_AIM OF THE EXERCISE_.
Reproduce the entries in full, with no changes.

_Data entries_.
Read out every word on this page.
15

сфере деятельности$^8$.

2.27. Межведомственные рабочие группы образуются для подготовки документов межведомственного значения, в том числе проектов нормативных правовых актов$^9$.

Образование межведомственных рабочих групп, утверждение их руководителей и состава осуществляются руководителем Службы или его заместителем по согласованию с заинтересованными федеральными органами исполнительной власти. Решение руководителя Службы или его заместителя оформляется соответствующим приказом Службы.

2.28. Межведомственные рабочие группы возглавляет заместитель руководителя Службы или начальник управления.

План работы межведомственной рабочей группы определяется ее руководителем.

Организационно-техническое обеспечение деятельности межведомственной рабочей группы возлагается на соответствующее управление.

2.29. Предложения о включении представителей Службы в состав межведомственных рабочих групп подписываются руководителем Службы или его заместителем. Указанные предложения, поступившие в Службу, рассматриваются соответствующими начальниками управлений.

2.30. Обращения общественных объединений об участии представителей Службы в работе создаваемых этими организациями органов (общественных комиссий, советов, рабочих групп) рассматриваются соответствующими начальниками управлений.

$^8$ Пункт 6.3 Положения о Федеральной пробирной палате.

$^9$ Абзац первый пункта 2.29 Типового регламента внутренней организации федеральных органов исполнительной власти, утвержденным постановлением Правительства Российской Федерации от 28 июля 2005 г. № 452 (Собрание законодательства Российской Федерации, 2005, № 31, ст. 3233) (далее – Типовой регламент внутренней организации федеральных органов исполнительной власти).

_OUTPUT FOR THIS TASK_.
Read out every word on this page.
15

сфере деятельности$^8$.

2.27. Межведомственные рабочие группы образуются для подготовки документов межведомственного значения, в том числе проектов нормативных правовых актов$^9$.

Образование межведомственных рабочих групп, утверждение их руководителей и состава осуществляются руководителем Службы или его заместителем по согласованию с заинтересованными федеральными органами исполнительной власти. Решение руководителя Службы или его заместителя оформляется соответствующим приказом Службы.

2.28. Межведомственные рабочие группы возглавляет заместитель руководителя Службы или начальник управления.

План работы межведомственной рабочей группы определяется ее руководителем.

Организационно-техническое обеспечение деятельности межведомственной рабочей группы возлагается на соответствующее управление.

2.29. Предложения о включении представителей Службы в состав межведомственных рабочих групп подписываются руководителем Службы или его заместителем. Указанные предложения, поступившие в Службу, рассматриваются соответствующими начальниками управлений.

2.30. Обращения общественных объединений об участии представителей Службы в работе создаваемых этими организациями органов (общественных комиссий, советов, рабочих групп) рассматриваются соответствующими начальниками управлений.

$^8$ Пункт 6.3 Положения о Федеральной пробирной палате.

$^9$ Абзац первый пункта 2.29 Типового регламента внутренней организации федеральных органов исполнительной власти, утвержденным постановлением Правительства Российской Федерации от 28 июля 2005 г. № 452 (Собрание законодательства Российской Федерации, 2005, № 31, ст. 3233) (далее – Типовой регламент внутренней организации федеральных органов исполнительной власти).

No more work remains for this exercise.